- What is required -
Your task is to copy the material exactly.
########
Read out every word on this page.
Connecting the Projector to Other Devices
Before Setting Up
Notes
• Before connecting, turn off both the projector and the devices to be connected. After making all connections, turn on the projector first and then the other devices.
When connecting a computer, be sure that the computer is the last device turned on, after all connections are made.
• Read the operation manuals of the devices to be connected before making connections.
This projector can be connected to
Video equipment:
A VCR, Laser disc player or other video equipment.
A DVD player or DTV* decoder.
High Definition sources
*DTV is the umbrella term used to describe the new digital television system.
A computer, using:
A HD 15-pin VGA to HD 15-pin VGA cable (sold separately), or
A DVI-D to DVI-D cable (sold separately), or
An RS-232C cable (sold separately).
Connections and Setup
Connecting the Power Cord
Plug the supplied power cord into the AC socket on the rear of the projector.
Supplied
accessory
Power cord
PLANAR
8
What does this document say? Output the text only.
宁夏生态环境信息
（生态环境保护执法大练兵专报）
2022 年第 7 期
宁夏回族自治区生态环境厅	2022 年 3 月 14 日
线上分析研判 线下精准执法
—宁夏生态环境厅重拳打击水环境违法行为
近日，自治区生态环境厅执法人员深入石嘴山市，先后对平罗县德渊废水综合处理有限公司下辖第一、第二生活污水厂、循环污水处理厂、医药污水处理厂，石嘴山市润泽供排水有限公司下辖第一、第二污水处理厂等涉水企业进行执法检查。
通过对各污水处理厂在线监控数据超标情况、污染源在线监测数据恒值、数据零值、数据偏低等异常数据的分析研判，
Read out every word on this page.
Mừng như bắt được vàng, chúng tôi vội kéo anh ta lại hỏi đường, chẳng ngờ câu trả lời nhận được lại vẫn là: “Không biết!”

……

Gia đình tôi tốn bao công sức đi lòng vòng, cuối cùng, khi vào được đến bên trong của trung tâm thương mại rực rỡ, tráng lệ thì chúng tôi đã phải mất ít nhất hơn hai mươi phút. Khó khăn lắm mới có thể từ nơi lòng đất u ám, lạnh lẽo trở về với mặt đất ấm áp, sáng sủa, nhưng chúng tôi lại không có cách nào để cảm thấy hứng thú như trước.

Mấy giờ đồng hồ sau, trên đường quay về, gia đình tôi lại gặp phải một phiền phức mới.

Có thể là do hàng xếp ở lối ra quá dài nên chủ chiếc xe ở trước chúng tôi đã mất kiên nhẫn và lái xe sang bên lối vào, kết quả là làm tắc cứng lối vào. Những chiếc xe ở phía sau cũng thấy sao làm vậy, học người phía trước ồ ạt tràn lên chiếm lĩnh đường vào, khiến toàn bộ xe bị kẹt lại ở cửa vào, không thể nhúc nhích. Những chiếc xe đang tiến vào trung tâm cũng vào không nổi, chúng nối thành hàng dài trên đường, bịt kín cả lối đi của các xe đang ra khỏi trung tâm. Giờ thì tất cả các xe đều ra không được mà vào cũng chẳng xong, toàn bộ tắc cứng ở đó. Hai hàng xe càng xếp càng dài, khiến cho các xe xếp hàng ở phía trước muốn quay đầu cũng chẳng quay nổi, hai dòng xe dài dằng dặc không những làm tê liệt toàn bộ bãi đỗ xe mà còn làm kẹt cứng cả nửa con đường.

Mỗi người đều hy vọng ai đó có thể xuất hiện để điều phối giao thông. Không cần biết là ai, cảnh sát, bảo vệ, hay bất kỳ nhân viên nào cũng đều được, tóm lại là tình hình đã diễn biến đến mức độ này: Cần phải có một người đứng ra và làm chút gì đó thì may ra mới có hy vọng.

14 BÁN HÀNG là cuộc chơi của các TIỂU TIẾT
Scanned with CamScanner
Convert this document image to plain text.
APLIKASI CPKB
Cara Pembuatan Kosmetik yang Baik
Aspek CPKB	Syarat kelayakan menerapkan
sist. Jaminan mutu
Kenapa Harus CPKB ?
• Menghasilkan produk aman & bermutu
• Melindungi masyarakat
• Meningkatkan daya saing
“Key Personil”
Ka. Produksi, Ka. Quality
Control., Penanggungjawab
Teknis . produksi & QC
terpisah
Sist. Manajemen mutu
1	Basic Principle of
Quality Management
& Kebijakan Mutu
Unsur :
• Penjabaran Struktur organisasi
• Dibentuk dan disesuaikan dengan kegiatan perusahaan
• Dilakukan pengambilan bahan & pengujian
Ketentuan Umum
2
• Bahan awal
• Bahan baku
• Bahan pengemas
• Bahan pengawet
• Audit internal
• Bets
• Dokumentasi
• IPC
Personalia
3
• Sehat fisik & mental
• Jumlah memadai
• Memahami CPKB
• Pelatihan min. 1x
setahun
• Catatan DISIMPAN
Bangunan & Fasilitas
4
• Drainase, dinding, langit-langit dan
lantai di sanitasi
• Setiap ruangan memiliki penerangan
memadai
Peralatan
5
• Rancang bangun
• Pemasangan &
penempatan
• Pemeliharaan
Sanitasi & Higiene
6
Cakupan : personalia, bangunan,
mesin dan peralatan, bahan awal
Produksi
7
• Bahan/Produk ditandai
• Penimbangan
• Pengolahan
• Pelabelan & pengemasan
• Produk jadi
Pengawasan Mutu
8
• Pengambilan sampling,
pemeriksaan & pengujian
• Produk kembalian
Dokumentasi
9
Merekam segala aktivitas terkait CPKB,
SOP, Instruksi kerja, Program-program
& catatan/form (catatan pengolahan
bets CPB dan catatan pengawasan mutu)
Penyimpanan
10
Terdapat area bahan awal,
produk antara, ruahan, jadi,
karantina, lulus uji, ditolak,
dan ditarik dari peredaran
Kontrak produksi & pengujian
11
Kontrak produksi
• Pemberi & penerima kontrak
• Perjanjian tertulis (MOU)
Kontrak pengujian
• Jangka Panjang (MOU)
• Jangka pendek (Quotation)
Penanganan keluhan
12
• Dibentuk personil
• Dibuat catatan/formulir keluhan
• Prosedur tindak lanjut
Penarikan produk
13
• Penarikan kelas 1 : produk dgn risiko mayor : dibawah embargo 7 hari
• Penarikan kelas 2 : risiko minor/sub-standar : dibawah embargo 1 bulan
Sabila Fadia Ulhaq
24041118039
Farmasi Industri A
########
- Written response -
Read out every word on this page.
Connecting the Projector to Other Devices
Before Setting Up
Notes
• Before connecting, turn off both the projector and the devices to be connected. After making all connections, turn on the projector first and then the other devices.
When connecting a computer, be sure that the computer is the last device turned on, after all connections are made.
• Read the operation manuals of the devices to be connected before making connections.
This projector can be connected to
Video equipment:
A VCR, Laser disc player or other video equipment.
A DVD player or DTV* decoder.
High Definition sources
*DTV is the umbrella term used to describe the new digital television system.
A computer, using:
A HD 15-pin VGA to HD 15-pin VGA cable (sold separately), or
A DVI-D to DVI-D cable (sold separately), or
An RS-232C cable (sold separately).
Connections and Setup
Connecting the Power Cord
Plug the supplied power cord into the AC socket on the rear of the projector.
Supplied
accessory
Power cord
PLANAR
8
What does this document say? Output the text only.
宁夏生态环境信息
（生态环境保护执法大练兵专报）
2022 年第 7 期
宁夏回族自治区生态环境厅	2022 年 3 月 14 日
线上分析研判 线下精准执法
—宁夏生态环境厅重拳打击水环境违法行为
近日，自治区生态环境厅执法人员深入石嘴山市，先后对平罗县德渊废水综合处理有限公司下辖第一、第二生活污水厂、循环污水处理厂、医药污水处理厂，石嘴山市润泽供排水有限公司下辖第一、第二污水处理厂等涉水企业进行执法检查。
通过对各污水处理厂在线监控数据超标情况、污染源在线监测数据恒值、数据零值、数据偏低等异常数据的分析研判，
Read out every word on this page.
Mừng như bắt được vàng, chúng tôi vội kéo anh ta lại hỏi đường, chẳng ngờ câu trả lời nhận được lại vẫn là: “Không biết!”

……

Gia đình tôi tốn bao công sức đi lòng vòng, cuối cùng, khi vào được đến bên trong của trung tâm thương mại rực rỡ, tráng lệ thì chúng tôi đã phải mất ít nhất hơn hai mươi phút. Khó khăn lắm mới có thể từ nơi lòng đất u ám, lạnh lẽo trở về với mặt đất ấm áp, sáng sủa, nhưng chúng tôi lại không có cách nào để cảm thấy hứng thú như trước.

Mấy giờ đồng hồ sau, trên đường quay về, gia đình tôi lại gặp phải một phiền phức mới.

Có thể là do hàng xếp ở lối ra quá dài nên chủ chiếc xe ở trước chúng tôi đã mất kiên nhẫn và lái xe sang bên lối vào, kết quả là làm tắc cứng lối vào. Những chiếc xe ở phía sau cũng thấy sao làm vậy, học người phía trước ồ ạt tràn lên chiếm lĩnh đường vào, khiến toàn bộ xe bị kẹt lại ở cửa vào, không thể nhúc nhích. Những chiếc xe đang tiến vào trung tâm cũng vào không nổi, chúng nối thành hàng dài trên đường, bịt kín cả lối đi của các xe đang ra khỏi trung tâm. Giờ thì tất cả các xe đều ra không được mà vào cũng chẳng xong, toàn bộ tắc cứng ở đó. Hai hàng xe càng xếp càng dài, khiến cho các xe xếp hàng ở phía trước muốn quay đầu cũng chẳng quay nổi, hai dòng xe dài dằng dặc không những làm tê liệt toàn bộ bãi đỗ xe mà còn làm kẹt cứng cả nửa con đường.

Mỗi người đều hy vọng ai đó có thể xuất hiện để điều phối giao thông. Không cần biết là ai, cảnh sát, bảo vệ, hay bất kỳ nhân viên nào cũng đều được, tóm lại là tình hình đã diễn biến đến mức độ này: Cần phải có một người đứng ra và làm chút gì đó thì may ra mới có hy vọng.

14 BÁN HÀNG là cuộc chơi của các TIỂU TIẾT
Scanned with CamScanner
Convert this document image to plain text.
APLIKASI CPKB
Cara Pembuatan Kosmetik yang Baik
Aspek CPKB	Syarat kelayakan menerapkan
sist. Jaminan mutu
Kenapa Harus CPKB ?
• Menghasilkan produk aman & bermutu
• Melindungi masyarakat
• Meningkatkan daya saing
“Key Personil”
Ka. Produksi, Ka. Quality
Control., Penanggungjawab
Teknis . produksi & QC
terpisah
Sist. Manajemen mutu
1	Basic Principle of
Quality Management
& Kebijakan Mutu
Unsur :
• Penjabaran Struktur organisasi
• Dibentuk dan disesuaikan dengan kegiatan perusahaan
• Dilakukan pengambilan bahan & pengujian
Ketentuan Umum
2
• Bahan awal
• Bahan baku
• Bahan pengemas
• Bahan pengawet
• Audit internal
• Bets
• Dokumentasi
• IPC
Personalia
3
• Sehat fisik & mental
• Jumlah memadai
• Memahami CPKB
• Pelatihan min. 1x
setahun
• Catatan DISIMPAN
Bangunan & Fasilitas
4
• Drainase, dinding, langit-langit dan
lantai di sanitasi
• Setiap ruangan memiliki penerangan
memadai
Peralatan
5
• Rancang bangun
• Pemasangan &
penempatan
• Pemeliharaan
Sanitasi & Higiene
6
Cakupan : personalia, bangunan,
mesin dan peralatan, bahan awal
Produksi
7
• Bahan/Produk ditandai
• Penimbangan
• Pengolahan
• Pelabelan & pengemasan
• Produk jadi
Pengawasan Mutu
8
• Pengambilan sampling,
pemeriksaan & pengujian
• Produk kembalian
Dokumentasi
9
Merekam segala aktivitas terkait CPKB,
SOP, Instruksi kerja, Program-program
& catatan/form (catatan pengolahan
bets CPB dan catatan pengawasan mutu)
Penyimpanan
10
Terdapat area bahan awal,
produk antara, ruahan, jadi,
karantina, lulus uji, ditolak,
dan ditarik dari peredaran
Kontrak produksi & pengujian
11
Kontrak produksi
• Pemberi & penerima kontrak
• Perjanjian tertulis (MOU)
Kontrak pengujian
• Jangka Panjang (MOU)
• Jangka pendek (Quotation)
Penanganan keluhan
12
• Dibentuk personil
• Dibuat catatan/formulir keluhan
• Prosedur tindak lanjut
Penarikan produk
13
• Penarikan kelas 1 : produk dgn risiko mayor : dibawah embargo 7 hari
• Penarikan kelas 2 : risiko minor/sub-standar : dibawah embargo 1 bulan
Sabila Fadia Ulhaq
24041118039
Farmasi Industri A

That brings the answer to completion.